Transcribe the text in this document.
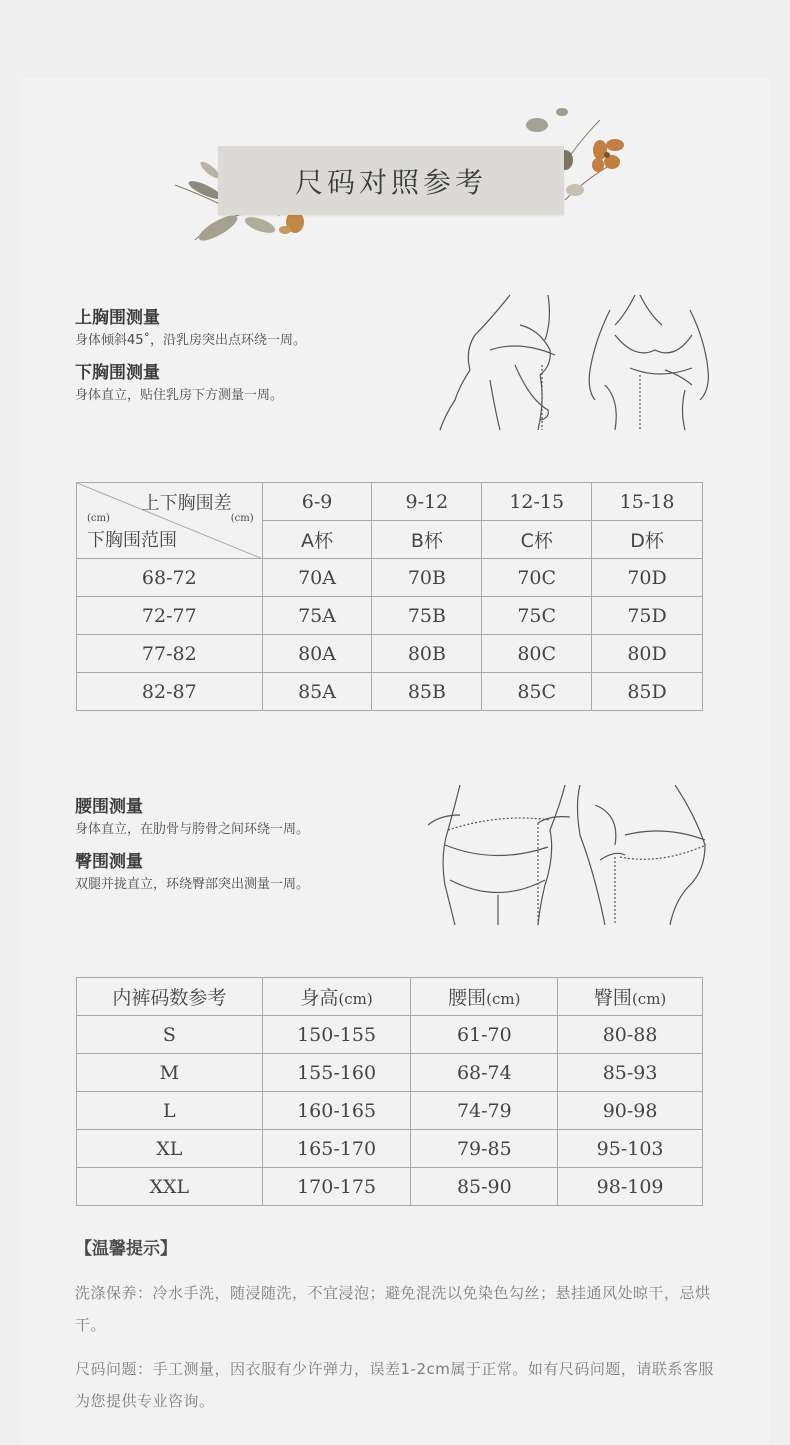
尺码对照参考
上胸围测量
身体倾斜45˚，沿乳房突出点环绕一周。
下胸围测量
身体直立，贴住乳房下方测量一周。
上下胸围差
(cm) (cm)
下胸围范围	6-9	9-12	12-15	15-18
	A杯	B杯	C杯	D杯
68-72	70A	70B	70C	70D
72-77	75A	75B	75C	75D
77-82	80A	80B	80C	80D
82-87	85A	85B	85C	85D
腰围测量
身体直立，在肋骨与胯骨之间环绕一周。
臀围测量
双腿并拢直立，环绕臀部突出测量一周。
内裤码数参考	身高(cm)	腰围(cm)	臀围(cm)
S	150-155	61-70	80-88
M	155-160	68-74	85-93
L	160-165	74-79	90-98
XL	165-170	79-85	95-103
XXL	170-175	85-90	98-109
【温馨提示】

洗涤保养：冷水手洗，随浸随洗，不宜浸泡；避免混洗以免染色勾丝；悬挂通风处晾干，忌烘干。

尺码问题：手工测量，因衣服有少许弹力，误差1-2cm属于正常。如有尺码问题，请联系客服为您提供专业咨询。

────────────────────

▶ _What is asked_
List each line of the entries that holds the string "身体直立".

▶ _In response_
身体直立，贴住乳房下方测量一周。
身体直立，在肋骨与胯骨之间环绕一周。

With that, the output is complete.